• [WRITTEN TASK] Gather every line holding the string "valor".

• [DATA EXTRACT]
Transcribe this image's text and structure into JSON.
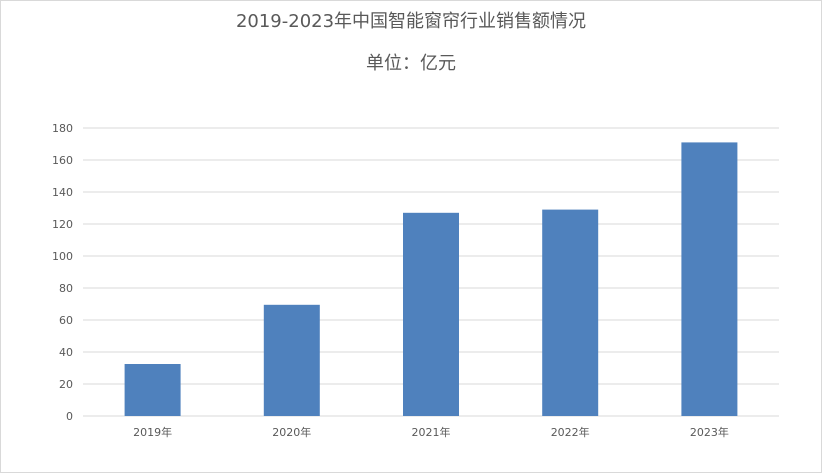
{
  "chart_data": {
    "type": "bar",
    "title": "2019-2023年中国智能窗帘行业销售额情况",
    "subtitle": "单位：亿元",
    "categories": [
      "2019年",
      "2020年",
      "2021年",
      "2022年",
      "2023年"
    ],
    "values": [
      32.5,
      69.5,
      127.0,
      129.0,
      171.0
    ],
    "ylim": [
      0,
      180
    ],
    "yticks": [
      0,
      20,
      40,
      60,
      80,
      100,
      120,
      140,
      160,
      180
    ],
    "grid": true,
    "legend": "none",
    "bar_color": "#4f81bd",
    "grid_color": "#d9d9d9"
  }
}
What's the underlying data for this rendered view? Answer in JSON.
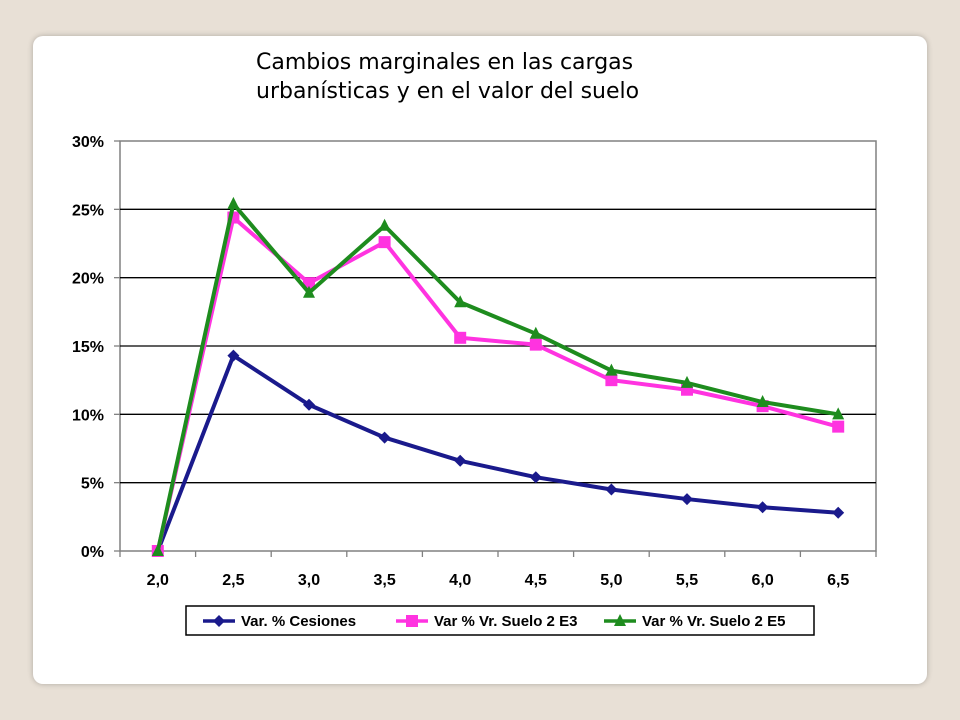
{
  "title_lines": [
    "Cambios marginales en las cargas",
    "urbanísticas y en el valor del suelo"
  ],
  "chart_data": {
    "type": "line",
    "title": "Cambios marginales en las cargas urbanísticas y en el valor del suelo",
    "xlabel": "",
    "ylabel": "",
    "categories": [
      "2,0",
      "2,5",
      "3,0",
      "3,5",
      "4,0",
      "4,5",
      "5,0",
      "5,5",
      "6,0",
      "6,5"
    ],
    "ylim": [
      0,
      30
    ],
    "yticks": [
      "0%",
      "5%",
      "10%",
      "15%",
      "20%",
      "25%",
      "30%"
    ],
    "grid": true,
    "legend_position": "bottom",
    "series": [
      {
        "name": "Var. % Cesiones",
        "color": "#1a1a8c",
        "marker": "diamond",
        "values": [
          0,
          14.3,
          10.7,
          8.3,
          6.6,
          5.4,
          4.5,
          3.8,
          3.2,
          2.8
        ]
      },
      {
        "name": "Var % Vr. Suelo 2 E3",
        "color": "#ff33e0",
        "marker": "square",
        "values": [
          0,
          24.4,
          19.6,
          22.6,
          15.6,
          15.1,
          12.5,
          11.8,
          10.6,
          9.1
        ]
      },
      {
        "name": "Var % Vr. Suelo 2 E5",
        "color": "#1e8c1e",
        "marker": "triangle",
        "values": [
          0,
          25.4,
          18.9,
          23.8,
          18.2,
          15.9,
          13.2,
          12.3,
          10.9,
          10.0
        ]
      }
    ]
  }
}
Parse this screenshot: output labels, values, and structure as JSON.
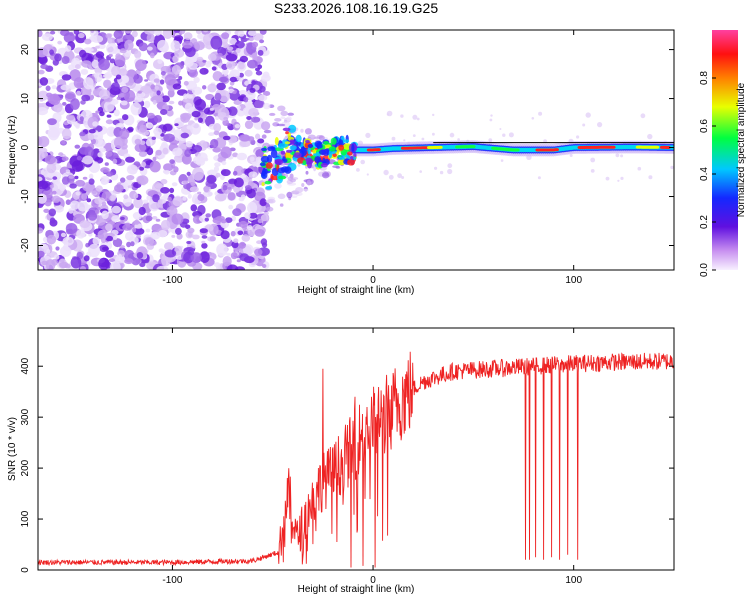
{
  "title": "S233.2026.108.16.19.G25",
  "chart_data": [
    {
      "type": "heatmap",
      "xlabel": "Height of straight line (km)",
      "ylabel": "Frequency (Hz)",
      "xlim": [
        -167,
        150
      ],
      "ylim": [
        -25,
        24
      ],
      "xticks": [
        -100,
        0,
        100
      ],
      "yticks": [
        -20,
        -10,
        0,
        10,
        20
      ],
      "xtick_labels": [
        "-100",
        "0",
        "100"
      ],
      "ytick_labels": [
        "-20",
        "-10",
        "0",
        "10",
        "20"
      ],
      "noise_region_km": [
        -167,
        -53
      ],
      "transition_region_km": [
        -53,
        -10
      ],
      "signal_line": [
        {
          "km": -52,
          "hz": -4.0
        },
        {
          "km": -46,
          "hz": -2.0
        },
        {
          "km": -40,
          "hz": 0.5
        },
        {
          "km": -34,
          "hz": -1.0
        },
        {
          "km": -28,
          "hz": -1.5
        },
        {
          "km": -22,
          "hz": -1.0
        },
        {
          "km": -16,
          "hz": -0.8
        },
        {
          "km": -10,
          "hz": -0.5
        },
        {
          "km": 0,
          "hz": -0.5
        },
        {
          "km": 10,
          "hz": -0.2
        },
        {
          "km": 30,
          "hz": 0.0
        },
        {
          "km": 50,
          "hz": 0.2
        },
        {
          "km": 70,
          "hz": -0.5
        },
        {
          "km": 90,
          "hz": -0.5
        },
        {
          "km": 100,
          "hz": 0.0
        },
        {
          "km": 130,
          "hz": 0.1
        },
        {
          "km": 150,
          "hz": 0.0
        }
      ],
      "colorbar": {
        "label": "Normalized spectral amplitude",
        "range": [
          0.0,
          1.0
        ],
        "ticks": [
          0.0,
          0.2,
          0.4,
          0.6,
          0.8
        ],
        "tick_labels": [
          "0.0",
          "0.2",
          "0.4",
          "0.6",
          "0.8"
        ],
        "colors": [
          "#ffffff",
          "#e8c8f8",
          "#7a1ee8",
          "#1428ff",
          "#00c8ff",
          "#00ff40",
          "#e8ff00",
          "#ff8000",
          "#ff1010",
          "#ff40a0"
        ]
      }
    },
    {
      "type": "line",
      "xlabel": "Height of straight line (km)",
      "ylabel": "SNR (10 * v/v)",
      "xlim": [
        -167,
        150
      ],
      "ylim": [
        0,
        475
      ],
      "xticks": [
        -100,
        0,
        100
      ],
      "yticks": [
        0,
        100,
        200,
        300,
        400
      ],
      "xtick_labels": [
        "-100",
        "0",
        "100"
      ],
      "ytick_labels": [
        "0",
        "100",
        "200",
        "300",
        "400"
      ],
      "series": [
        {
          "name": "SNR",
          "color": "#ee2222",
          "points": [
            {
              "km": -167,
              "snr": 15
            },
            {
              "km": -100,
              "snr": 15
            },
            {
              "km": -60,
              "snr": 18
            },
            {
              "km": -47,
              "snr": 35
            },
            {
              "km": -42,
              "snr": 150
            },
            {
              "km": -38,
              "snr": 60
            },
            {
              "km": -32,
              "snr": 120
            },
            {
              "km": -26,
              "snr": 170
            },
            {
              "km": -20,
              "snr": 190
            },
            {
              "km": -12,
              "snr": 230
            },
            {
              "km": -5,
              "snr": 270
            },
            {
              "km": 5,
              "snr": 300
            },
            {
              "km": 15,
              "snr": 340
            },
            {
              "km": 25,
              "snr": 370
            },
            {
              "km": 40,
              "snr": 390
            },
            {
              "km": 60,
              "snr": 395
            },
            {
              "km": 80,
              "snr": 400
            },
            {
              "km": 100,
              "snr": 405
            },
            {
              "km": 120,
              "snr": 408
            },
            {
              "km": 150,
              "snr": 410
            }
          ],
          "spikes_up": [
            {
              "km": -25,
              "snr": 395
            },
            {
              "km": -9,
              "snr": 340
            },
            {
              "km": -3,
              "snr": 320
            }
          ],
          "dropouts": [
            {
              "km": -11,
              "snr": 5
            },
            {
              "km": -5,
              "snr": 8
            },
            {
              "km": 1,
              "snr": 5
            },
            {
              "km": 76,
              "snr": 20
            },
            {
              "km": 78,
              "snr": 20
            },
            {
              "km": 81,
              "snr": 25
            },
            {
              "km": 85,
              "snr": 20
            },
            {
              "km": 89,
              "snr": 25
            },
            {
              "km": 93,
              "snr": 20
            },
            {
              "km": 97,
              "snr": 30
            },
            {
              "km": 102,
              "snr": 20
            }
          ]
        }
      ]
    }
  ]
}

• [TASK ANSWER]
    "urbanísticas y en el valor del suelo"
    "title": "Cambios marginales en las cargas urbanísticas y en el valor del suelo",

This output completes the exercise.